Directive: Show all lines holding the string "also".
--- START ---
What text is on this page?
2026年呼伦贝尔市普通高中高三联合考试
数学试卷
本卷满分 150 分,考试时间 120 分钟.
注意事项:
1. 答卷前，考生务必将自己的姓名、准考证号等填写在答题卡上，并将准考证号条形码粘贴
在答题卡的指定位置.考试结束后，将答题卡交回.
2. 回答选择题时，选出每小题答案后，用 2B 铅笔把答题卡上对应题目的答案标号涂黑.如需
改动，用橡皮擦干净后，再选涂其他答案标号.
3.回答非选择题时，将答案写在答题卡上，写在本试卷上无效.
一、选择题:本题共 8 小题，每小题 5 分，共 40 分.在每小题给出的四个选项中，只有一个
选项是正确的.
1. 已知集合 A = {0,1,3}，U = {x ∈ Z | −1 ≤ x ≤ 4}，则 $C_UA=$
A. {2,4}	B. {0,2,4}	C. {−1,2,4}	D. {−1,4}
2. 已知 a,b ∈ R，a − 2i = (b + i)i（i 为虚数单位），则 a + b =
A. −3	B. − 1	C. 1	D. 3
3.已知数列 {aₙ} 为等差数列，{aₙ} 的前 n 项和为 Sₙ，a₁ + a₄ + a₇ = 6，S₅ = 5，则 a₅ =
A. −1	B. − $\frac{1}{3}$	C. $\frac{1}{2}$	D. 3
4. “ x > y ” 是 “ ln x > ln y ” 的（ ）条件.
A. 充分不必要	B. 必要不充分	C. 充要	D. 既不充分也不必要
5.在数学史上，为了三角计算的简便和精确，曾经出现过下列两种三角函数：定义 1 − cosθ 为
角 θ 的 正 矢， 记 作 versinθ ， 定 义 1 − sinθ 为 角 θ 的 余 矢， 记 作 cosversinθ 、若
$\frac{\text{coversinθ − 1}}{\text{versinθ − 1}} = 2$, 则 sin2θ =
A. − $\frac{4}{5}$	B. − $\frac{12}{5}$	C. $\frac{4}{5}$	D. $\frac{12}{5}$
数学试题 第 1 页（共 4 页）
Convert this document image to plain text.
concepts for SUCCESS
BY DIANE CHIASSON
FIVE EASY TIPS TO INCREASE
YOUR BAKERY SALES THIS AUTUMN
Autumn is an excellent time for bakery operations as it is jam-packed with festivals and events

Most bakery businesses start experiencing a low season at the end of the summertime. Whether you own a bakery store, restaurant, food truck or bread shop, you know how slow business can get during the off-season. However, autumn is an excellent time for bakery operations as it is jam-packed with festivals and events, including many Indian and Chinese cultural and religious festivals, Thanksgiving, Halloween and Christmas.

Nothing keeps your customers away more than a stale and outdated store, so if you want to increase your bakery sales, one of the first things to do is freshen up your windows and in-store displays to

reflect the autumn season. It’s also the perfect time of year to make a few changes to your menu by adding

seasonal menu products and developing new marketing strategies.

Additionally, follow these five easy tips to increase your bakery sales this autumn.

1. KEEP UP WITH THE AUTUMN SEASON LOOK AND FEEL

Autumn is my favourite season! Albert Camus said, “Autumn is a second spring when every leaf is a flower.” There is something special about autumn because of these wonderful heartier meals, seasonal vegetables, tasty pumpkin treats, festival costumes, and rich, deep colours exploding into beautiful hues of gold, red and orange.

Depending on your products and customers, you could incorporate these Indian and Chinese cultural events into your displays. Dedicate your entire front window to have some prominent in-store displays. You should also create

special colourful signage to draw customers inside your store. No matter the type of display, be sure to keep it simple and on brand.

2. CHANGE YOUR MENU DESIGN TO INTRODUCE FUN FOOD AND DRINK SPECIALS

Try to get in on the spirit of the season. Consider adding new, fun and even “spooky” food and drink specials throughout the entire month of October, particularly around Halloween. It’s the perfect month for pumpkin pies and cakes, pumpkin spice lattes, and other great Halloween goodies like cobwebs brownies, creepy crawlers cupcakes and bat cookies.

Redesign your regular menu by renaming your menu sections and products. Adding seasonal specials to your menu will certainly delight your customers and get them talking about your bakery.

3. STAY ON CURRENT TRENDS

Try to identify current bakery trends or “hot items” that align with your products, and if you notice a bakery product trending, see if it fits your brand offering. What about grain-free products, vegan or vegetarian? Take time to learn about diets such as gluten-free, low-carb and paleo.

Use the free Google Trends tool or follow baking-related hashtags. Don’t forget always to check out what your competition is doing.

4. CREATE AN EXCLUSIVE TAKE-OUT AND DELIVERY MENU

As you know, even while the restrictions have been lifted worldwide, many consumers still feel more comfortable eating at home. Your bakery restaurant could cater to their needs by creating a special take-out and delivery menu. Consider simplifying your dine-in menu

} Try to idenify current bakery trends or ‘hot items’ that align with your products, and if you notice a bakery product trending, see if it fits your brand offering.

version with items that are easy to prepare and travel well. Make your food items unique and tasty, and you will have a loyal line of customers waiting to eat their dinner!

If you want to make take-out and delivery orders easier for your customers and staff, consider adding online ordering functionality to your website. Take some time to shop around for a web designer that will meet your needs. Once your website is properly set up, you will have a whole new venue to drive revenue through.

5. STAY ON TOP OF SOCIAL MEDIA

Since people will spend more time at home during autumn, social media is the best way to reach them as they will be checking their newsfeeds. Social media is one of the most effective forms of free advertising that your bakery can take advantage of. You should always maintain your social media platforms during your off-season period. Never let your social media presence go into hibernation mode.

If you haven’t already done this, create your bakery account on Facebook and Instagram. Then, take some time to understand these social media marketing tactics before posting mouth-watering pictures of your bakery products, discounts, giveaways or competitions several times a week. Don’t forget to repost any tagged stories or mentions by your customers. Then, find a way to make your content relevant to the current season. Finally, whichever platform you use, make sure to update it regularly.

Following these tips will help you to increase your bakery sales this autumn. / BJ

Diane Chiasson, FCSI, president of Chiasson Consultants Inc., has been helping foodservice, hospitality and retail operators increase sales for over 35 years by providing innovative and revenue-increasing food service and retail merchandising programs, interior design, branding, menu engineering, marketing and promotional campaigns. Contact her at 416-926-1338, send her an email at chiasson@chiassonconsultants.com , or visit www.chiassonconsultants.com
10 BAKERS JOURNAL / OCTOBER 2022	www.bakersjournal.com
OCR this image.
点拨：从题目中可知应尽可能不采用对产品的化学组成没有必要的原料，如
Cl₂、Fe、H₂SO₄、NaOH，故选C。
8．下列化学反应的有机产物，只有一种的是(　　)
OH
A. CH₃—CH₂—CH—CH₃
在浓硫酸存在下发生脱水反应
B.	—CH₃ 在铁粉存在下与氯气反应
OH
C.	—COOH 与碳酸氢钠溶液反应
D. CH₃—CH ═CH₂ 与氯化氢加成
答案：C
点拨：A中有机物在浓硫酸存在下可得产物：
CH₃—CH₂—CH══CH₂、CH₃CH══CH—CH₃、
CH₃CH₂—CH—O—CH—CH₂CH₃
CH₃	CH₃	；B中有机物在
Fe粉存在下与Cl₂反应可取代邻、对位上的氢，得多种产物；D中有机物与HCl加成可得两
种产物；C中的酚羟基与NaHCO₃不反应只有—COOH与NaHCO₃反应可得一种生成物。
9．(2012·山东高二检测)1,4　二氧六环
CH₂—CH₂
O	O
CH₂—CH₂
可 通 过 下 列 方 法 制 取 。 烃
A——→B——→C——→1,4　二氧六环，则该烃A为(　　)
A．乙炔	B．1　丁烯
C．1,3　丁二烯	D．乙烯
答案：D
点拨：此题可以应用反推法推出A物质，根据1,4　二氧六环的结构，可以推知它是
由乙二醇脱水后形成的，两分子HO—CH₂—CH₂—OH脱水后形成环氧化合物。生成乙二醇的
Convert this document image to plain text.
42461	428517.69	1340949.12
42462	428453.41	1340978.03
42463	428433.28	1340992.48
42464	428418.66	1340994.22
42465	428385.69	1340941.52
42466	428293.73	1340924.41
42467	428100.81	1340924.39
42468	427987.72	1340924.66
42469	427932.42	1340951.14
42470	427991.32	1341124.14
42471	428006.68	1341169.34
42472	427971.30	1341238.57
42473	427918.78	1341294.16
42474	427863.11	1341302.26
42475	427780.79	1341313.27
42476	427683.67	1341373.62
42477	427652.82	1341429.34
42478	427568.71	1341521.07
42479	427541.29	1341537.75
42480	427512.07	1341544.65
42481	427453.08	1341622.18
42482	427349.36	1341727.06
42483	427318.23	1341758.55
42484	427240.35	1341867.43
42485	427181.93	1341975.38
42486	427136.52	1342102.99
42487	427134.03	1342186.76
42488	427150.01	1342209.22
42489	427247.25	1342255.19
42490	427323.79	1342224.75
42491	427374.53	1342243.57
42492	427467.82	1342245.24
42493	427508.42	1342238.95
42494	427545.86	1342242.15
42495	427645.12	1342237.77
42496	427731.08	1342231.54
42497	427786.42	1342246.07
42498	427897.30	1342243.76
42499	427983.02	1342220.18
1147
--- END ---
Correct result:
reflect the autumn season. It’s also the perfect time of year to make a few changes to your menu by adding
Depending on your products and customers, you could incorporate these Indian and Chinese cultural events into your displays. Dedicate your entire front window to have some prominent in-store displays. You should also create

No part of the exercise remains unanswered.